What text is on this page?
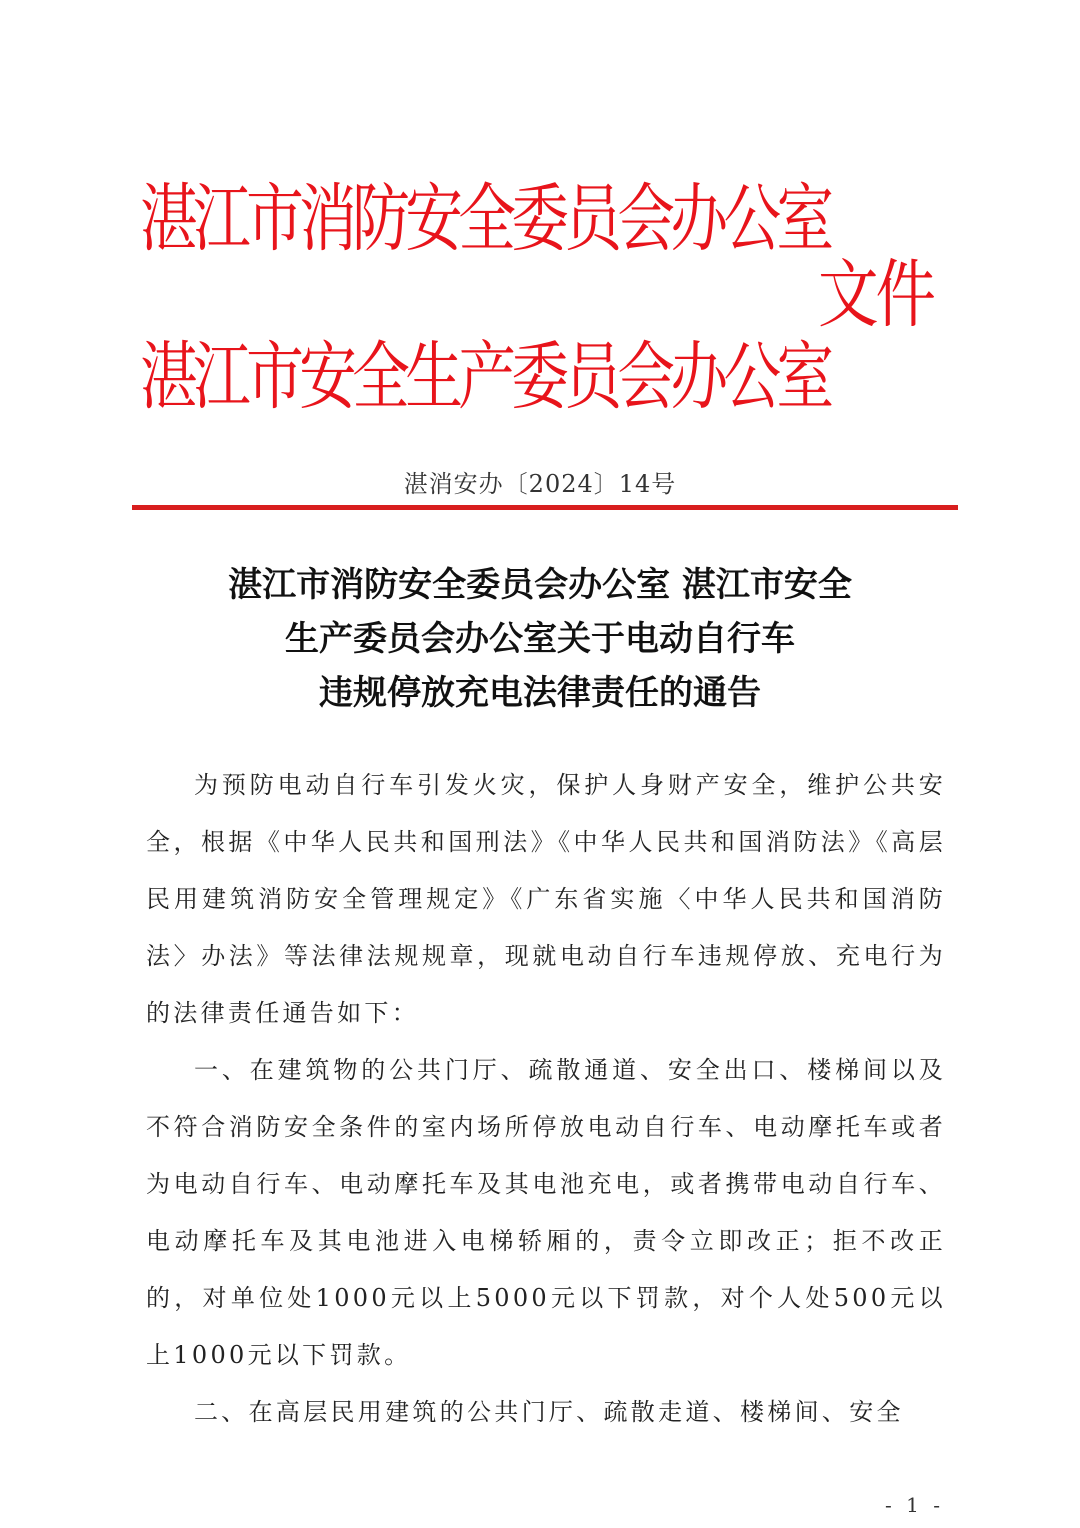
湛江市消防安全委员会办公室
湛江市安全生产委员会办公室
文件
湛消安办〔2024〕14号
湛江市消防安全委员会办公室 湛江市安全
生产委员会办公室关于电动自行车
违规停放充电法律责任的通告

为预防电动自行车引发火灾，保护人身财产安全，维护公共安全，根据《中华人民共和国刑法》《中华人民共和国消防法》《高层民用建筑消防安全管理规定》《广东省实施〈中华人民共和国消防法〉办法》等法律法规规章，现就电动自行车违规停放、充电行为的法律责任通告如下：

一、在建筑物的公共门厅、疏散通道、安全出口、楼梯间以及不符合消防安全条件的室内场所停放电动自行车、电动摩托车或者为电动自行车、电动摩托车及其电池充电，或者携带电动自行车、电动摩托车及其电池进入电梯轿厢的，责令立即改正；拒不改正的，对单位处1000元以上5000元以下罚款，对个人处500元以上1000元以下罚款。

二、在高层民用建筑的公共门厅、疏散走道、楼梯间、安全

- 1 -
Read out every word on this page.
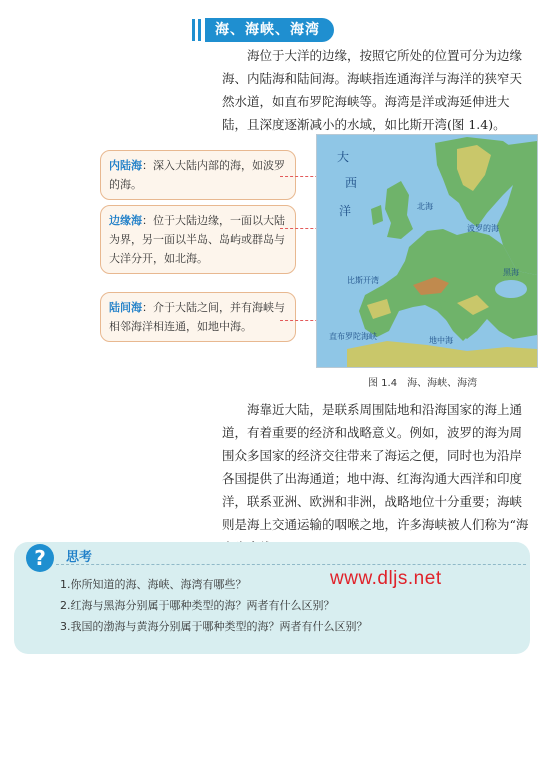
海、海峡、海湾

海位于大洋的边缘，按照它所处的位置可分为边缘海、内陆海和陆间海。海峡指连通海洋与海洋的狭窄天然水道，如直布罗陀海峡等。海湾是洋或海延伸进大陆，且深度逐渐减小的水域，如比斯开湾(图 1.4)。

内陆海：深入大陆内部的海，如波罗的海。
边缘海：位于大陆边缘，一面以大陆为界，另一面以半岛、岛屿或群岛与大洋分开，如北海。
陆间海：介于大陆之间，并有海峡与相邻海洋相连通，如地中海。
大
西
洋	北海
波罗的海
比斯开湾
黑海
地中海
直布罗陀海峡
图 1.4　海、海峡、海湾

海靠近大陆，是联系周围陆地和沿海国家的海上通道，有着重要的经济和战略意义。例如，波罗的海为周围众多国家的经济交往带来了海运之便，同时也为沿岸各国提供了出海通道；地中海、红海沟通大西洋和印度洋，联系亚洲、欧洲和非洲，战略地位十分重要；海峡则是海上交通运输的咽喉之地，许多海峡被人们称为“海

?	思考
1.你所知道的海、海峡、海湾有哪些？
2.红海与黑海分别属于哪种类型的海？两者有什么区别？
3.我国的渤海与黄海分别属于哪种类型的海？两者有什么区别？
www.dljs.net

** Directive **
Each record above must be returned exactly as written, with its pictures omitted.

** Exercise output **
What text is on this page?
湛江市消防安全委员会办公室
湛江市安全生产委员会办公室
文件
湛消安办〔2024〕14号
湛江市消防安全委员会办公室 湛江市安全
生产委员会办公室关于电动自行车
违规停放充电法律责任的通告

为预防电动自行车引发火灾，保护人身财产安全，维护公共安全，根据《中华人民共和国刑法》《中华人民共和国消防法》《高层民用建筑消防安全管理规定》《广东省实施〈中华人民共和国消防法〉办法》等法律法规规章，现就电动自行车违规停放、充电行为的法律责任通告如下：

一、在建筑物的公共门厅、疏散通道、安全出口、楼梯间以及不符合消防安全条件的室内场所停放电动自行车、电动摩托车或者为电动自行车、电动摩托车及其电池充电，或者携带电动自行车、电动摩托车及其电池进入电梯轿厢的，责令立即改正；拒不改正的，对单位处1000元以上5000元以下罚款，对个人处500元以上1000元以下罚款。

二、在高层民用建筑的公共门厅、疏散走道、楼梯间、安全

- 1 -
Read out every word on this page.
海、海峡、海湾

海位于大洋的边缘，按照它所处的位置可分为边缘海、内陆海和陆间海。海峡指连通海洋与海洋的狭窄天然水道，如直布罗陀海峡等。海湾是洋或海延伸进大陆，且深度逐渐减小的水域，如比斯开湾(图 1.4)。

内陆海：深入大陆内部的海，如波罗的海。
边缘海：位于大陆边缘，一面以大陆为界，另一面以半岛、岛屿或群岛与大洋分开，如北海。
陆间海：介于大陆之间，并有海峡与相邻海洋相连通，如地中海。
大
西
洋	北海
波罗的海
比斯开湾
黑海
地中海
直布罗陀海峡
图 1.4　海、海峡、海湾

海靠近大陆，是联系周围陆地和沿海国家的海上通道，有着重要的经济和战略意义。例如，波罗的海为周围众多国家的经济交往带来了海运之便，同时也为沿岸各国提供了出海通道；地中海、红海沟通大西洋和印度洋，联系亚洲、欧洲和非洲，战略地位十分重要；海峡则是海上交通运输的咽喉之地，许多海峡被人们称为“海

?	思考
1.你所知道的海、海峡、海湾有哪些？
2.红海与黑海分别属于哪种类型的海？两者有什么区别？
3.我国的渤海与黄海分别属于哪种类型的海？两者有什么区别？
www.dljs.net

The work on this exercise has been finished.